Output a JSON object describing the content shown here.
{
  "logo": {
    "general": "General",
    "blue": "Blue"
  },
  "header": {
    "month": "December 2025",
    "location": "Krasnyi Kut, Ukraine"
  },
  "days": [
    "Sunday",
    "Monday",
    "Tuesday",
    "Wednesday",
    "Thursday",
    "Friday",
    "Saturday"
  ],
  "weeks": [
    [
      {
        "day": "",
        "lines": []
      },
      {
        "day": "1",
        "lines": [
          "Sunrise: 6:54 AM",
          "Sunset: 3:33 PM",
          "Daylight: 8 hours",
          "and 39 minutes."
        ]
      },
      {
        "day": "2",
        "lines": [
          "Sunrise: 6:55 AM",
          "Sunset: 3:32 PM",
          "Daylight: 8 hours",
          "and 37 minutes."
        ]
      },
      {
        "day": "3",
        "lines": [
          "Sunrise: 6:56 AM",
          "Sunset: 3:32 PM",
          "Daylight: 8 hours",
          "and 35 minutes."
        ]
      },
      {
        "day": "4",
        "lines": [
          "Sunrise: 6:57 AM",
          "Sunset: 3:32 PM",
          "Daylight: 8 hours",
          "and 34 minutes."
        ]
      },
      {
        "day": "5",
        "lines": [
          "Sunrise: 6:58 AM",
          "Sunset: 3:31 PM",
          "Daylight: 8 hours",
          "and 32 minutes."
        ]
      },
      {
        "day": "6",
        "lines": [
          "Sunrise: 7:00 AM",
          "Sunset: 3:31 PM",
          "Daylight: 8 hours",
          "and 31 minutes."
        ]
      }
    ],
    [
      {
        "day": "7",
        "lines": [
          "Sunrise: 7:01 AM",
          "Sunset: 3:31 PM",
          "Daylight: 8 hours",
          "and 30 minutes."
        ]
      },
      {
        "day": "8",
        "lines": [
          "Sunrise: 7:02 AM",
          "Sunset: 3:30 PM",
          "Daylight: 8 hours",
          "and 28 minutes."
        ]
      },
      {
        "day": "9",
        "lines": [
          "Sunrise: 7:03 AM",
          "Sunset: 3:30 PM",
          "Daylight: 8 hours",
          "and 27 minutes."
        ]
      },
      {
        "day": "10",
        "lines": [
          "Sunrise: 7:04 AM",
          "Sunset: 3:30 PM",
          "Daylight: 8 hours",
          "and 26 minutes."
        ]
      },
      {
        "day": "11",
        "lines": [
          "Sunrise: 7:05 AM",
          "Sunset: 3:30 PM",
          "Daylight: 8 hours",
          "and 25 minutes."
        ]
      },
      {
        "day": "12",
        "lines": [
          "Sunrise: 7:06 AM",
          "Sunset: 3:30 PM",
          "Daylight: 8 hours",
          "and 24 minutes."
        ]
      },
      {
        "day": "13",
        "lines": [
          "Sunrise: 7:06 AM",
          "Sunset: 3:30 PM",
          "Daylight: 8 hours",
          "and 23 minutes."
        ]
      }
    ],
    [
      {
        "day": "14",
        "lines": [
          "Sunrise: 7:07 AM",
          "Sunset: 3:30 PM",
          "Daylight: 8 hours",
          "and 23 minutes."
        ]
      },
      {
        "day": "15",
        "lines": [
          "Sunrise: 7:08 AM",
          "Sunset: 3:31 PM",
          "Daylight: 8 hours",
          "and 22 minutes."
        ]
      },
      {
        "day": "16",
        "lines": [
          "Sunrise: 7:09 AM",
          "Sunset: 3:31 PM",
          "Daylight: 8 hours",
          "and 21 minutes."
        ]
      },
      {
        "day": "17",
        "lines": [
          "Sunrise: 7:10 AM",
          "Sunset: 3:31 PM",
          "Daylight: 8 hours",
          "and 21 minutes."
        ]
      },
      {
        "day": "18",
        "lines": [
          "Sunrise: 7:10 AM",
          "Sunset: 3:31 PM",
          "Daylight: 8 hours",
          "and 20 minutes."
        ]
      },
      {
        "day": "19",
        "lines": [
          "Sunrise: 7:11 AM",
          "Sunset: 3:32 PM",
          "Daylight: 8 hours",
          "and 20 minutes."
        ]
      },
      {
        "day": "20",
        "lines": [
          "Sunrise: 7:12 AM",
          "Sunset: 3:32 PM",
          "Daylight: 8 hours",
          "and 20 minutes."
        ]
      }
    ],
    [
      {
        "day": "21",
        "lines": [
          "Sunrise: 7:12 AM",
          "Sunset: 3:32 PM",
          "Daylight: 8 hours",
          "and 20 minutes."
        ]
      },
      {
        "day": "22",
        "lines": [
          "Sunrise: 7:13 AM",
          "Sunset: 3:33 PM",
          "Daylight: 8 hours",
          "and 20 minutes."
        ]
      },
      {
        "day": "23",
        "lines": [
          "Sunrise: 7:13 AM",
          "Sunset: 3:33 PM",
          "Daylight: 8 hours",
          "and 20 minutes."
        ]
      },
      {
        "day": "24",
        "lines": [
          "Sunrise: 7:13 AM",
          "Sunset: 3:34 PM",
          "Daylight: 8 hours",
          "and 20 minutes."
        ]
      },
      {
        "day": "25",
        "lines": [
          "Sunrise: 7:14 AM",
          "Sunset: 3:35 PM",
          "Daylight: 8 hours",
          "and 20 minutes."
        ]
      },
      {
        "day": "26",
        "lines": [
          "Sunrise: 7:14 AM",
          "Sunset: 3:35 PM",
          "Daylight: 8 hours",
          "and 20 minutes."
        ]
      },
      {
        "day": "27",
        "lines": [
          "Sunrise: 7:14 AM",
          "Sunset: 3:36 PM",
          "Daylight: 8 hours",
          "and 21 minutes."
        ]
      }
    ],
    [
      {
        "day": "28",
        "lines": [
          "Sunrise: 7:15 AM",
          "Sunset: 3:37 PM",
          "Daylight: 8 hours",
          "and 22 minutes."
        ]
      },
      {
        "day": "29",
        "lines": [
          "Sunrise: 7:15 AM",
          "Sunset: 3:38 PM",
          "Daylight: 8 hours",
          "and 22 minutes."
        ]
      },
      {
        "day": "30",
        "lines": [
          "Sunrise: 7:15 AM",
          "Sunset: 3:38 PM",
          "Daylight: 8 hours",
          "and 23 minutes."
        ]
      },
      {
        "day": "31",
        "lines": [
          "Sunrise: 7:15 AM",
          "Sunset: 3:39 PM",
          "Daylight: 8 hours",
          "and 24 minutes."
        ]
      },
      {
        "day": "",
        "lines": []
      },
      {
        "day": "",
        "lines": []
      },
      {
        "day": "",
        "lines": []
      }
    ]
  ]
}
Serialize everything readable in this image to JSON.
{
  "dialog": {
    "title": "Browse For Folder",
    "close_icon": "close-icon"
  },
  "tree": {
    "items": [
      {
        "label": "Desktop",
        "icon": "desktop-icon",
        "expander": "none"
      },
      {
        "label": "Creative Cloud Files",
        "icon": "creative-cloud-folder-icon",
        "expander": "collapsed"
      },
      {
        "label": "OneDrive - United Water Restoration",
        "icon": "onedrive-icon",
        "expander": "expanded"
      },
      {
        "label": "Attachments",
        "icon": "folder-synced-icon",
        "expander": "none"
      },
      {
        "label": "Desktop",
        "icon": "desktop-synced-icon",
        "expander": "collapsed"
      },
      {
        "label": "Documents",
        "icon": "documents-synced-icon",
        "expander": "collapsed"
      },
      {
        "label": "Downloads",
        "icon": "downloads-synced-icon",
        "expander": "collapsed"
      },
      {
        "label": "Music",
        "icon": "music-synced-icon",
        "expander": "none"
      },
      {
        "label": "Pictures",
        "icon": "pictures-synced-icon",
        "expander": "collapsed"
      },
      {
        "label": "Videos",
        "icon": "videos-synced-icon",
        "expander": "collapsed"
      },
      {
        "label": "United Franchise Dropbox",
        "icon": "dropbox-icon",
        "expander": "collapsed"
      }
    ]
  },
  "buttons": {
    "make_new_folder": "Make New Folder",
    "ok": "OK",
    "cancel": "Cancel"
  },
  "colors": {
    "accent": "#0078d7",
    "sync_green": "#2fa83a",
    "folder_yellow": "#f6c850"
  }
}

◆ **Task directions**
Repeat precisely the lines of the data starting at the one containing "Serialize everything readable", last line included.

◆ **Answer to the problem**
Serialize everything readable in this image to JSON.
{
  "dialog": {
    "title": "Browse For Folder",
    "close_icon": "close-icon"
  },
  "tree": {
    "items": [
      {
        "label": "Desktop",
        "icon": "desktop-icon",
        "expander": "none"
      },
      {
        "label": "Creative Cloud Files",
        "icon": "creative-cloud-folder-icon",
        "expander": "collapsed"
      },
      {
        "label": "OneDrive - United Water Restoration",
        "icon": "onedrive-icon",
        "expander": "expanded"
      },
      {
        "label": "Attachments",
        "icon": "folder-synced-icon",
        "expander": "none"
      },
      {
        "label": "Desktop",
        "icon": "desktop-synced-icon",
        "expander": "collapsed"
      },
      {
        "label": "Documents",
        "icon": "documents-synced-icon",
        "expander": "collapsed"
      },
      {
        "label": "Downloads",
        "icon": "downloads-synced-icon",
        "expander": "collapsed"
      },
      {
        "label": "Music",
        "icon": "music-synced-icon",
        "expander": "none"
      },
      {
        "label": "Pictures",
        "icon": "pictures-synced-icon",
        "expander": "collapsed"
      },
      {
        "label": "Videos",
        "icon": "videos-synced-icon",
        "expander": "collapsed"
      },
      {
        "label": "United Franchise Dropbox",
        "icon": "dropbox-icon",
        "expander": "collapsed"
      }
    ]
  },
  "buttons": {
    "make_new_folder": "Make New Folder",
    "ok": "OK",
    "cancel": "Cancel"
  },
  "colors": {
    "accent": "#0078d7",
    "sync_green": "#2fa83a",
    "folder_yellow": "#f6c850"
  }
}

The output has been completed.